→ REQUEST:
Filter these entries so that only lines with the word "this" remain.

══ INPUT

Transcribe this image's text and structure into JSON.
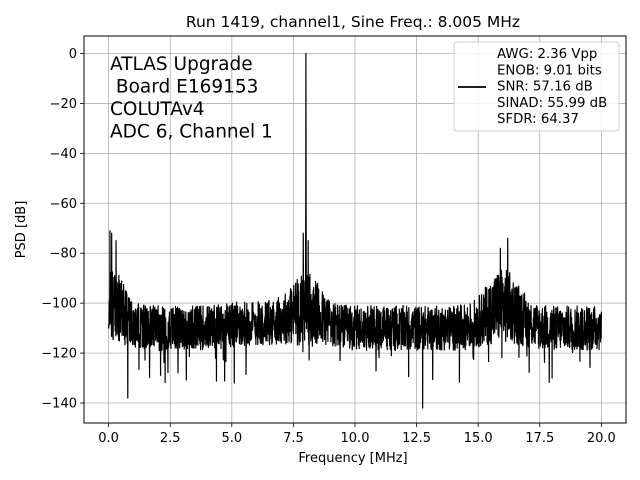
{
  "chart_data": {
    "type": "line",
    "title": "Run 1419, channel1, Sine Freq.: 8.005 MHz",
    "xlabel": "Frequency [MHz]",
    "ylabel": "PSD [dB]",
    "xlim": [
      -1.0,
      21.0
    ],
    "ylim": [
      -148,
      7
    ],
    "xticks": [
      0.0,
      2.5,
      5.0,
      7.5,
      10.0,
      12.5,
      15.0,
      17.5,
      20.0
    ],
    "xtick_labels": [
      "0.0",
      "2.5",
      "5.0",
      "7.5",
      "10.0",
      "12.5",
      "15.0",
      "17.5",
      "20.0"
    ],
    "yticks": [
      0,
      -20,
      -40,
      -60,
      -80,
      -100,
      -120,
      -140
    ],
    "ytick_labels": [
      "0",
      "−20",
      "−40",
      "−60",
      "−80",
      "−100",
      "−120",
      "−140"
    ],
    "grid": true,
    "legend_position": "top-right",
    "annotation_lines": [
      "ATLAS Upgrade",
      " Board E169153",
      "COLUTAv4",
      "ADC 6, Channel 1"
    ],
    "legend_lines": [
      "AWG: 2.36 Vpp",
      "ENOB: 9.01 bits",
      "SNR: 57.16 dB",
      "SINAD: 55.99 dB",
      "SFDR: 64.37"
    ],
    "line_color": "#000000",
    "series": [
      {
        "x_start": 0.0,
        "x_end": 20.0,
        "peak_x": 8.005,
        "peak_y": 0,
        "noise_floor_db": -110,
        "noise_min_db": -142,
        "noise_max_db": -71
      }
    ]
  }
}
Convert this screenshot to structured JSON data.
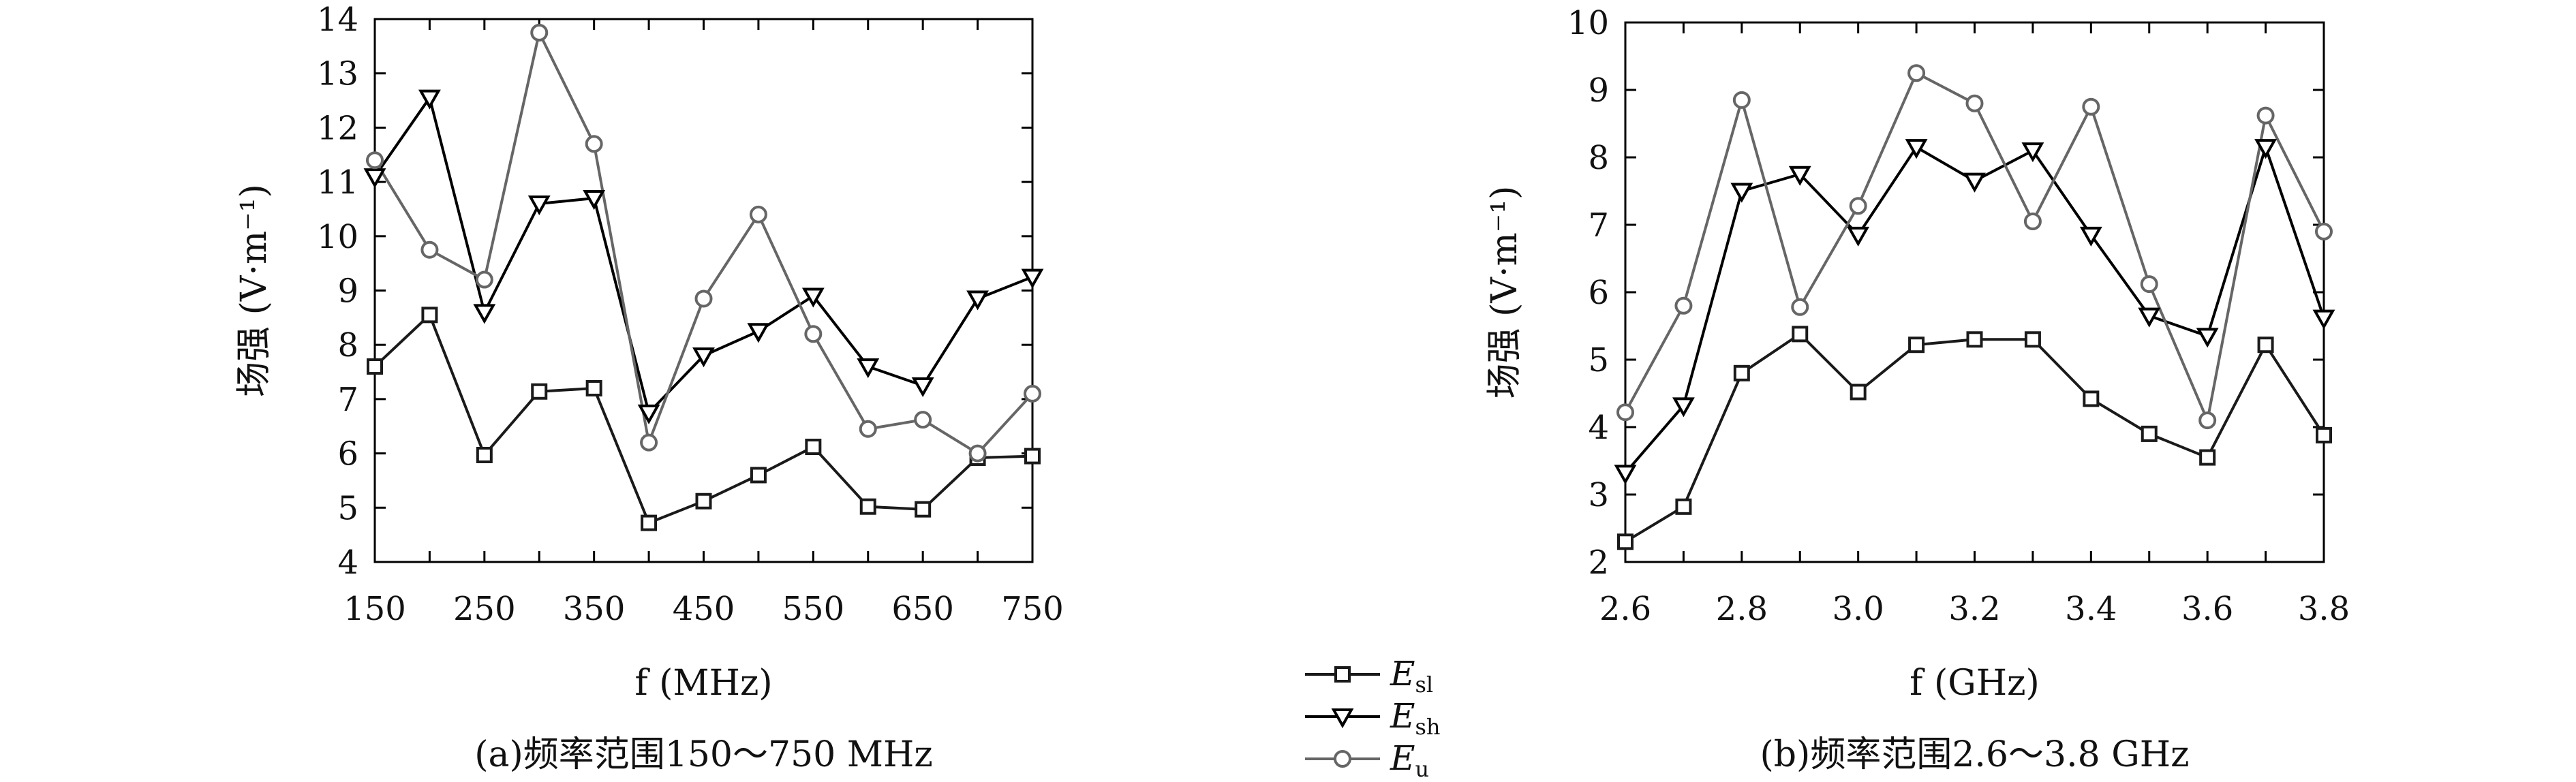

════

→ TASK OUTPUT:
Transcribe this image's text and structure into JSON.
Convert this screenshot to structured JSON data.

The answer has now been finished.